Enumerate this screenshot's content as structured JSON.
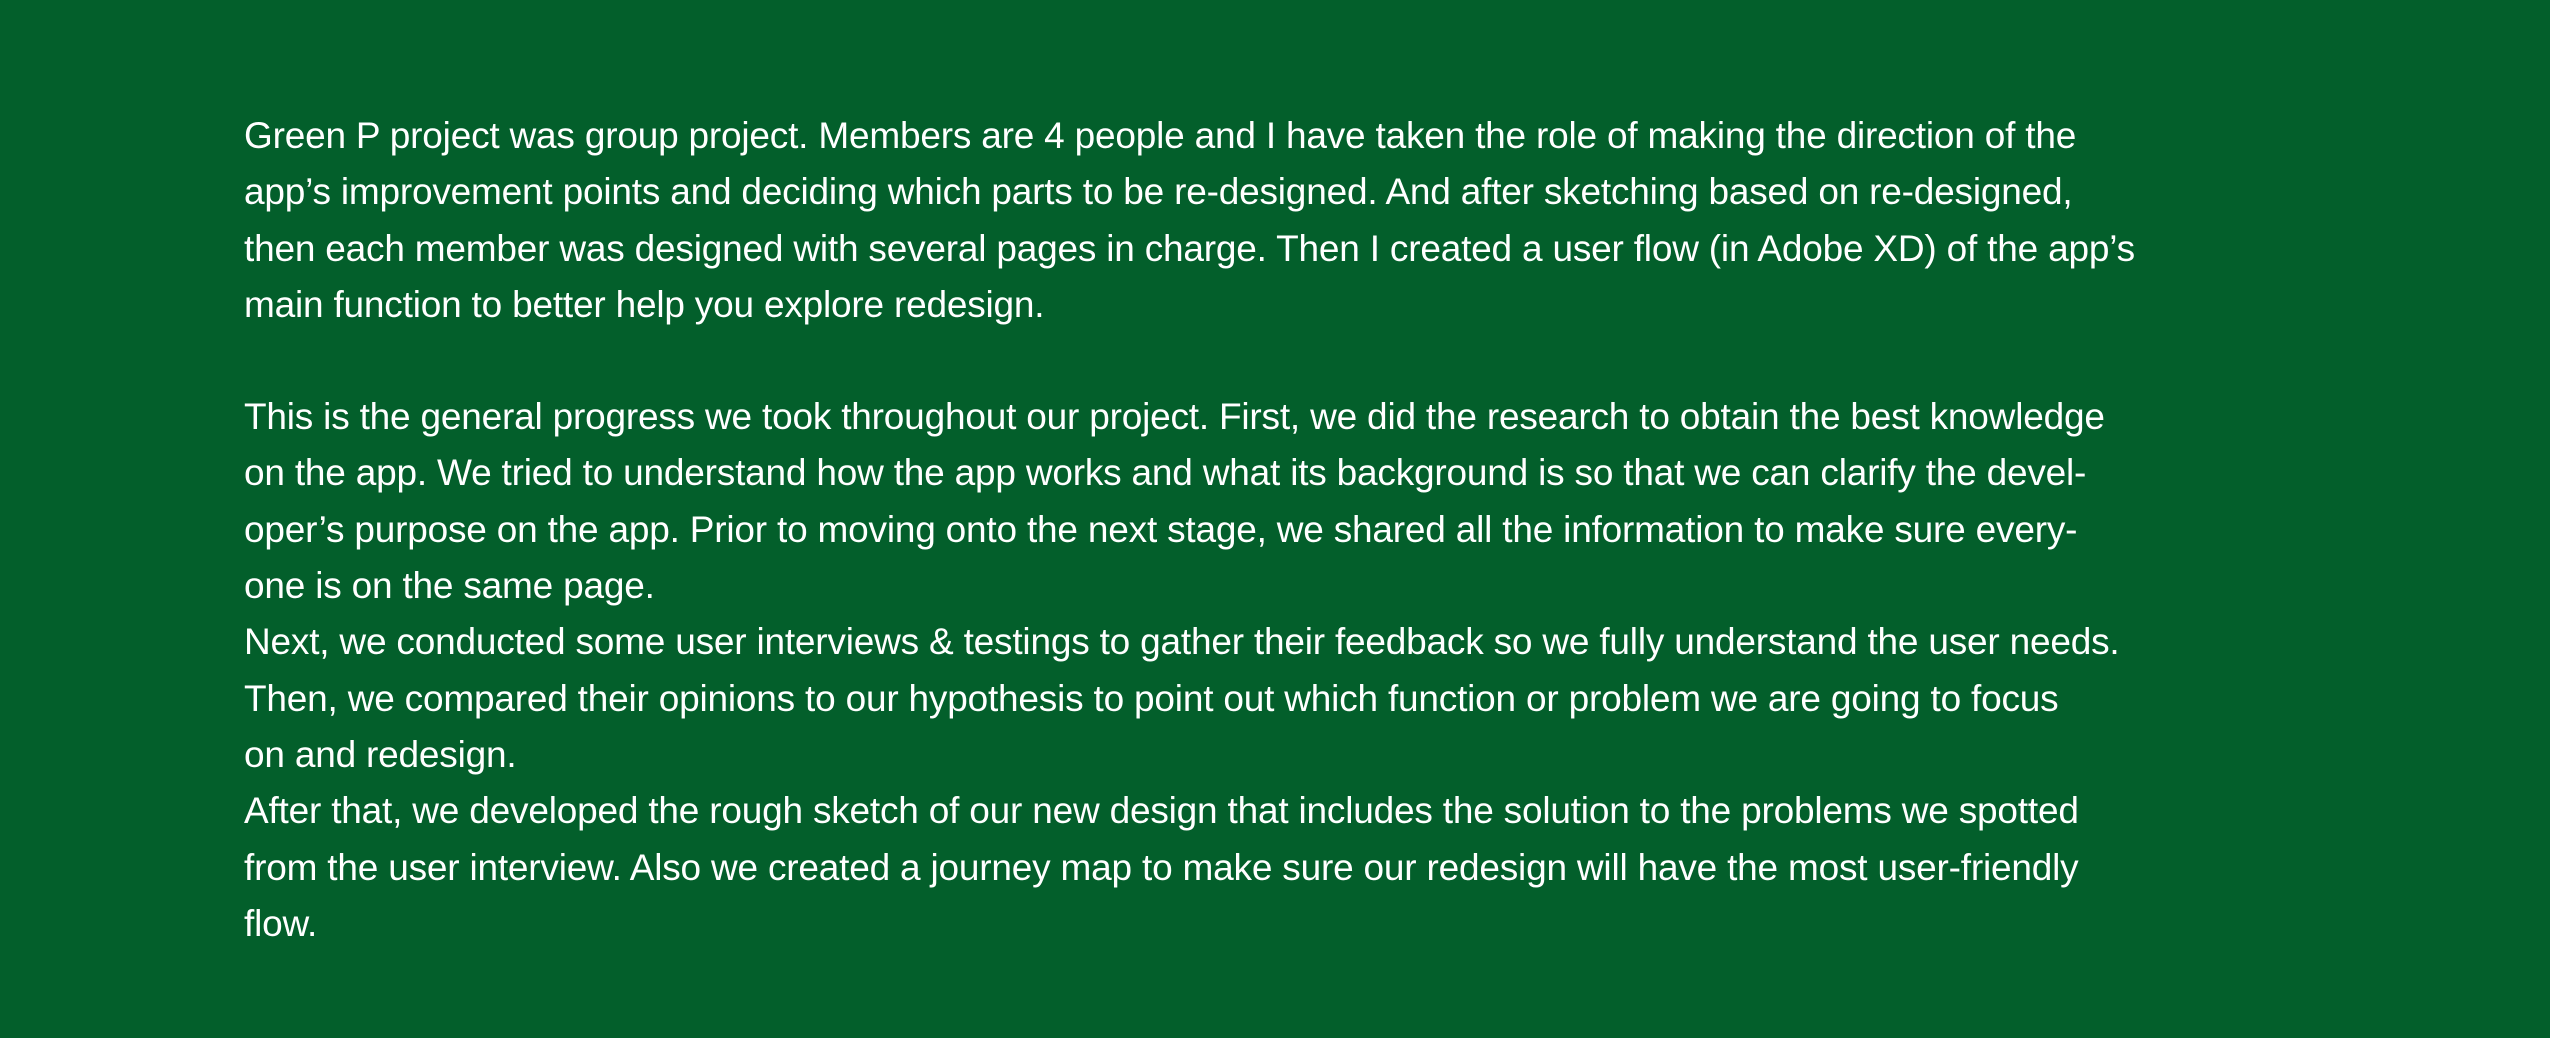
{
  "paragraphs": [
    {
      "lines": [
        "Green P project was group project. Members are 4 people and I have taken the role of making the direction of the",
        "app’s improvement points and deciding which parts to be re-designed. And after sketching based on re-designed,",
        "then each member was designed with several pages in charge. Then I created a user flow (in Adobe XD) of the app’s",
        "main function to better help you explore redesign."
      ]
    },
    {
      "lines": [
        "This is the general progress we took throughout our project. First, we did the research to obtain the best knowledge",
        "on the app. We tried to understand how the app works and what its background is so that we can clarify the devel-",
        "oper’s purpose on the app. Prior to moving onto the next stage, we shared all the information to make sure every-",
        "one is on the same page.",
        "Next, we conducted some user interviews & testings to gather their feedback so we fully understand the user needs.",
        "Then, we compared their opinions to our hypothesis to point out which function or problem we are going to focus",
        "on and redesign.",
        "After that, we developed the rough sketch of our new design that includes the solution to the problems we spotted",
        "from the user interview. Also we created a journey map to make sure our redesign will have the most user-friendly",
        "flow."
      ]
    }
  ]
}
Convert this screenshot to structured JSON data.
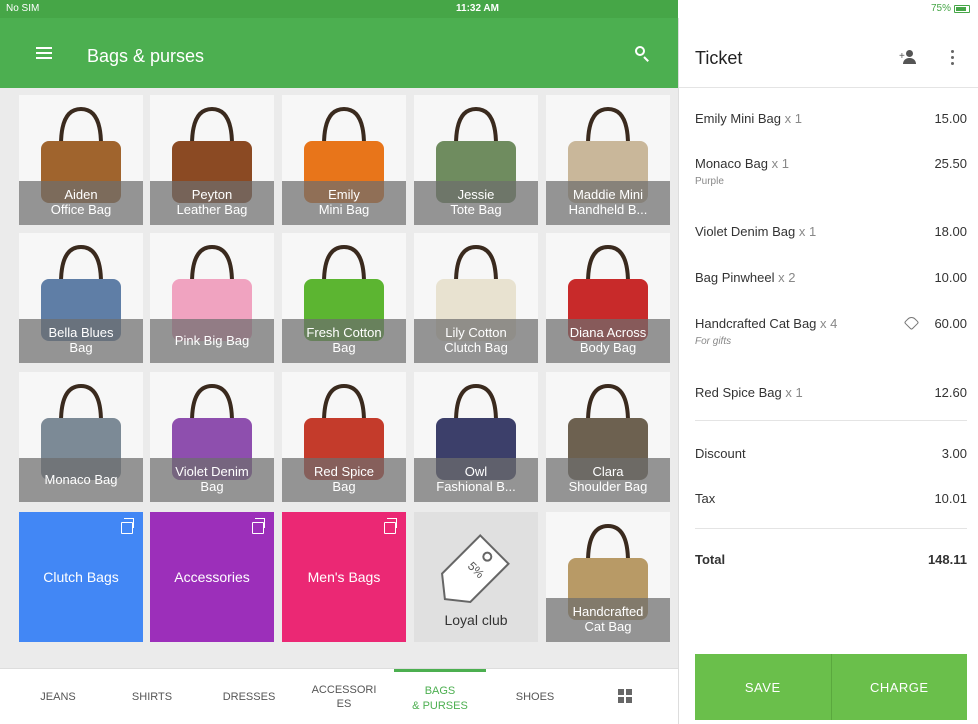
{
  "status_bar": {
    "carrier": "No SIM",
    "time": "11:32 AM",
    "battery": "75%"
  },
  "app_bar": {
    "title": "Bags & purses",
    "menu_icon": "hamburger-menu-icon",
    "search_icon": "search-icon"
  },
  "products": [
    {
      "name": "Aiden\nOffice Bag",
      "color": "#a0642d"
    },
    {
      "name": "Peyton\nLeather Bag",
      "color": "#8b4a23"
    },
    {
      "name": "Emily\nMini Bag",
      "color": "#e8751a"
    },
    {
      "name": "Jessie\nTote Bag",
      "color": "#6f8c5f"
    },
    {
      "name": "Maddie Mini\nHandheld B...",
      "color": "#c9b79a"
    },
    {
      "name": "Bella Blues\nBag",
      "color": "#5f7ea6"
    },
    {
      "name": "Pink Big Bag",
      "color": "#f0a3c0"
    },
    {
      "name": "Fresh Cotton\nBag",
      "color": "#5cb531"
    },
    {
      "name": "Lily Cotton\nClutch Bag",
      "color": "#e8e2d0"
    },
    {
      "name": "Diana Across\nBody Bag",
      "color": "#c82a2a"
    },
    {
      "name": "Monaco Bag",
      "color": "#7c8a96"
    },
    {
      "name": "Violet Denim\nBag",
      "color": "#8e4fae"
    },
    {
      "name": "Red Spice\nBag",
      "color": "#c43b2b"
    },
    {
      "name": "Owl\nFashional B...",
      "color": "#3c3f6a"
    },
    {
      "name": "Clara\nShoulder Bag",
      "color": "#6d6150"
    },
    {
      "name": "Handcrafted\nCat Bag",
      "color": "#b89a66"
    }
  ],
  "categories": [
    {
      "name": "Clutch Bags",
      "color": "#4287f5"
    },
    {
      "name": "Accessories",
      "color": "#9c2fba"
    },
    {
      "name": "Men's Bags",
      "color": "#eb2874"
    }
  ],
  "loyal": {
    "name": "Loyal club",
    "badge": "5%"
  },
  "tabs": [
    {
      "label": "JEANS"
    },
    {
      "label": "SHIRTS"
    },
    {
      "label": "DRESSES"
    },
    {
      "label": "ACCESSORI\nES"
    },
    {
      "label": "BAGS\n& PURSES"
    },
    {
      "label": "SHOES"
    }
  ],
  "tabs_grid_icon": "grid-view-icon",
  "ticket": {
    "title": "Ticket",
    "items": [
      {
        "name": "Emily Mini Bag",
        "qty": "x 1",
        "note": "",
        "price": "15.00"
      },
      {
        "name": "Monaco Bag",
        "qty": "x 1",
        "note": "Purple",
        "price": "25.50"
      },
      {
        "name": "Violet Denim Bag",
        "qty": "x 1",
        "note": "",
        "price": "18.00"
      },
      {
        "name": "Bag Pinwheel",
        "qty": "x 2",
        "note": "",
        "price": "10.00"
      },
      {
        "name": "Handcrafted Cat Bag",
        "qty": "x 4",
        "note": "For gifts",
        "price": "60.00"
      },
      {
        "name": "Red Spice Bag",
        "qty": "x 1",
        "note": "",
        "price": "12.60"
      }
    ],
    "discount_label": "Discount",
    "discount": "3.00",
    "tax_label": "Tax",
    "tax": "10.01",
    "total_label": "Total",
    "total": "148.11",
    "save_label": "SAVE",
    "charge_label": "CHARGE"
  },
  "colors": {
    "primary": "#4caf50",
    "button": "#6abf4b"
  }
}
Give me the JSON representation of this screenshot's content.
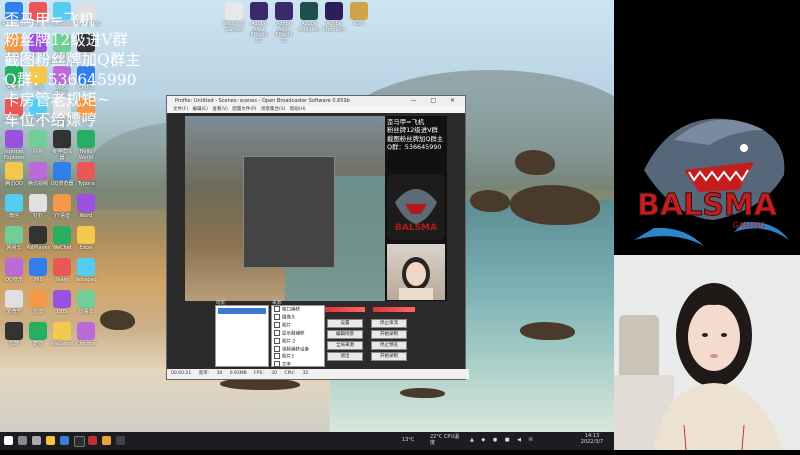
{
  "desktop": {
    "icons_col1": [
      "Administr...",
      "此电脑",
      "回收站",
      "控制面板",
      "Internet Explorer",
      "腾讯QQ",
      "微信",
      "网易云",
      "QQ音乐",
      "爱奇艺",
      "优酷"
    ],
    "icons_col2": [
      "WeGame",
      "计算机",
      "火绒",
      "Win10",
      "网易",
      "腾讯视频",
      "钉钉",
      "PotPlayer",
      "360",
      "迅雷",
      "酷狗"
    ],
    "icons_col3": [
      "WeGame",
      "Open Broadcast...",
      "WPS Office",
      "360浏览器",
      "夜神模拟器",
      "QQ浏览器",
      "YY语音",
      "WeChat",
      "Team",
      "OBS",
      "WeGame"
    ],
    "icons_col4": [
      "Photoshop",
      "OBS",
      "CPU-Z",
      "Steam",
      "Hello World",
      "Typora",
      "Word",
      "Excel",
      "Notepad",
      "记事本",
      "Chrome"
    ],
    "icons_top": [
      "Steam & Games",
      "Adobe After Effects CC",
      "Adobe After Effects CC",
      "Adobe Audition",
      "Adobe Premiere",
      "Rain"
    ]
  },
  "obs": {
    "title": "Profile: Untitled - Scenes: scenes - Open Broadcaster Software 0.659b",
    "menu": "文件(F) 编辑(E) 查看(V) 配置文件(P) 场景集合(S) 帮助(H)",
    "preview_text": "歪马甲=飞机\n粉丝牌12级进V群\n截图粉丝牌加Q群主\nQ群：536645990",
    "scenes_label": "场景:",
    "sources_label": "来源:",
    "sources": [
      "窗口捕获",
      "摄像头",
      "图片",
      "显示器捕获",
      "图片 2",
      "视频捕获设备",
      "图片3",
      "文本"
    ],
    "buttons": [
      "设置",
      "编辑场景",
      "全局来源",
      "退出",
      "停止串流",
      "开始录制",
      "停止预览",
      "开始录制"
    ],
    "status": "00:00:21  宽带: 30  0.93MB  FPS: 30  CPU: 32"
  },
  "taskbar": {
    "weather": "13°C",
    "cpu": "22°C CPU温度",
    "time": "14:13",
    "date": "2022/3/7"
  },
  "panel": {
    "lines": [
      "歪马甲=飞机",
      "粉丝牌12级进V群",
      "截图粉丝牌加Q群主",
      "Q群：536645990",
      "卡房管老规矩~",
      "车位不给嫖哼"
    ],
    "logo_text": "BALSMA",
    "logo_sub": "GAMING"
  },
  "colors": {
    "taskbar": "#1b1d22",
    "panel_bg": "#000000",
    "logo_red": "#c51d1d"
  }
}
# # # # #
• _Aim of the task_
Leave the images out and output the remaining material exactly as it stands.

• _The result_
Enumerate this screenshot's content as structured JSON.
{
  "paragraphs": [
    {
      "lines": [
        "Green P project was group project. Members are 4 people and I have taken the role of making the direction of the",
        "app’s improvement points and deciding which parts to be re-designed. And after sketching based on re-designed,",
        "then each member was designed with several pages in charge. Then I created a user flow (in Adobe XD) of the app’s",
        "main function to better help you explore redesign."
      ]
    },
    {
      "lines": [
        "This is the general progress we took throughout our project. First, we did the research to obtain the best knowledge",
        "on the app. We tried to understand how the app works and what its background is so that we can clarify the devel-",
        "oper’s purpose on the app. Prior to moving onto the next stage, we shared all the information to make sure every-",
        "one is on the same page.",
        "Next, we conducted some user interviews & testings to gather their feedback so we fully understand the user needs.",
        "Then, we compared their opinions to our hypothesis to point out which function or problem we are going to focus",
        "on and redesign.",
        "After that, we developed the rough sketch of our new design that includes the solution to the problems we spotted",
        "from the user interview. Also we created a journey map to make sure our redesign will have the most user-friendly",
        "flow."
      ]
    }
  ]
}
Convert this screenshot to structured JSON data.
{
  "status_bar": {
    "carrier": "No SIM",
    "time": "11:32 AM",
    "battery": "75%"
  },
  "app_bar": {
    "title": "Bags & purses",
    "menu_icon": "hamburger-menu-icon",
    "search_icon": "search-icon"
  },
  "products": [
    {
      "name": "Aiden\nOffice Bag",
      "color": "#a0642d"
    },
    {
      "name": "Peyton\nLeather Bag",
      "color": "#8b4a23"
    },
    {
      "name": "Emily\nMini Bag",
      "color": "#e8751a"
    },
    {
      "name": "Jessie\nTote Bag",
      "color": "#6f8c5f"
    },
    {
      "name": "Maddie Mini\nHandheld B...",
      "color": "#c9b79a"
    },
    {
      "name": "Bella Blues\nBag",
      "color": "#5f7ea6"
    },
    {
      "name": "Pink Big Bag",
      "color": "#f0a3c0"
    },
    {
      "name": "Fresh Cotton\nBag",
      "color": "#5cb531"
    },
    {
      "name": "Lily Cotton\nClutch Bag",
      "color": "#e8e2d0"
    },
    {
      "name": "Diana Across\nBody Bag",
      "color": "#c82a2a"
    },
    {
      "name": "Monaco Bag",
      "color": "#7c8a96"
    },
    {
      "name": "Violet Denim\nBag",
      "color": "#8e4fae"
    },
    {
      "name": "Red Spice\nBag",
      "color": "#c43b2b"
    },
    {
      "name": "Owl\nFashional B...",
      "color": "#3c3f6a"
    },
    {
      "name": "Clara\nShoulder Bag",
      "color": "#6d6150"
    },
    {
      "name": "Handcrafted\nCat Bag",
      "color": "#b89a66"
    }
  ],
  "categories": [
    {
      "name": "Clutch Bags",
      "color": "#4287f5"
    },
    {
      "name": "Accessories",
      "color": "#9c2fba"
    },
    {
      "name": "Men's Bags",
      "color": "#eb2874"
    }
  ],
  "loyal": {
    "name": "Loyal club",
    "badge": "5%"
  },
  "tabs": [
    {
      "label": "JEANS"
    },
    {
      "label": "SHIRTS"
    },
    {
      "label": "DRESSES"
    },
    {
      "label": "ACCESSORI\nES"
    },
    {
      "label": "BAGS\n& PURSES"
    },
    {
      "label": "SHOES"
    }
  ],
  "tabs_grid_icon": "grid-view-icon",
  "ticket": {
    "title": "Ticket",
    "items": [
      {
        "name": "Emily Mini Bag",
        "qty": "x 1",
        "note": "",
        "price": "15.00"
      },
      {
        "name": "Monaco Bag",
        "qty": "x 1",
        "note": "Purple",
        "price": "25.50"
      },
      {
        "name": "Violet Denim Bag",
        "qty": "x 1",
        "note": "",
        "price": "18.00"
      },
      {
        "name": "Bag Pinwheel",
        "qty": "x 2",
        "note": "",
        "price": "10.00"
      },
      {
        "name": "Handcrafted Cat Bag",
        "qty": "x 4",
        "note": "For gifts",
        "price": "60.00"
      },
      {
        "name": "Red Spice Bag",
        "qty": "x 1",
        "note": "",
        "price": "12.60"
      }
    ],
    "discount_label": "Discount",
    "discount": "3.00",
    "tax_label": "Tax",
    "tax": "10.01",
    "total_label": "Total",
    "total": "148.11",
    "save_label": "SAVE",
    "charge_label": "CHARGE"
  },
  "colors": {
    "primary": "#4caf50",
    "button": "#6abf4b"
  }
}
Give me the JSON representation of this screenshot's content.
{
  "desktop": {
    "icons_col1": [
      "Administr...",
      "此电脑",
      "回收站",
      "控制面板",
      "Internet Explorer",
      "腾讯QQ",
      "微信",
      "网易云",
      "QQ音乐",
      "爱奇艺",
      "优酷"
    ],
    "icons_col2": [
      "WeGame",
      "计算机",
      "火绒",
      "Win10",
      "网易",
      "腾讯视频",
      "钉钉",
      "PotPlayer",
      "360",
      "迅雷",
      "酷狗"
    ],
    "icons_col3": [
      "WeGame",
      "Open Broadcast...",
      "WPS Office",
      "360浏览器",
      "夜神模拟器",
      "QQ浏览器",
      "YY语音",
      "WeChat",
      "Team",
      "OBS",
      "WeGame"
    ],
    "icons_col4": [
      "Photoshop",
      "OBS",
      "CPU-Z",
      "Steam",
      "Hello World",
      "Typora",
      "Word",
      "Excel",
      "Notepad",
      "记事本",
      "Chrome"
    ],
    "icons_top": [
      "Steam & Games",
      "Adobe After Effects CC",
      "Adobe After Effects CC",
      "Adobe Audition",
      "Adobe Premiere",
      "Rain"
    ]
  },
  "obs": {
    "title": "Profile: Untitled - Scenes: scenes - Open Broadcaster Software 0.659b",
    "menu": "文件(F) 编辑(E) 查看(V) 配置文件(P) 场景集合(S) 帮助(H)",
    "preview_text": "歪马甲=飞机\n粉丝牌12级进V群\n截图粉丝牌加Q群主\nQ群：536645990",
    "scenes_label": "场景:",
    "sources_label": "来源:",
    "sources": [
      "窗口捕获",
      "摄像头",
      "图片",
      "显示器捕获",
      "图片 2",
      "视频捕获设备",
      "图片3",
      "文本"
    ],
    "buttons": [
      "设置",
      "编辑场景",
      "全局来源",
      "退出",
      "停止串流",
      "开始录制",
      "停止预览",
      "开始录制"
    ],
    "status": "00:00:21  宽带: 30  0.93MB  FPS: 30  CPU: 32"
  },
  "taskbar": {
    "weather": "13°C",
    "cpu": "22°C CPU温度",
    "time": "14:13",
    "date": "2022/3/7"
  },
  "panel": {
    "lines": [
      "歪马甲=飞机",
      "粉丝牌12级进V群",
      "截图粉丝牌加Q群主",
      "Q群：536645990",
      "卡房管老规矩~",
      "车位不给嫖哼"
    ],
    "logo_text": "BALSMA",
    "logo_sub": "GAMING"
  },
  "colors": {
    "taskbar": "#1b1d22",
    "panel_bg": "#000000",
    "logo_red": "#c51d1d"
  }
}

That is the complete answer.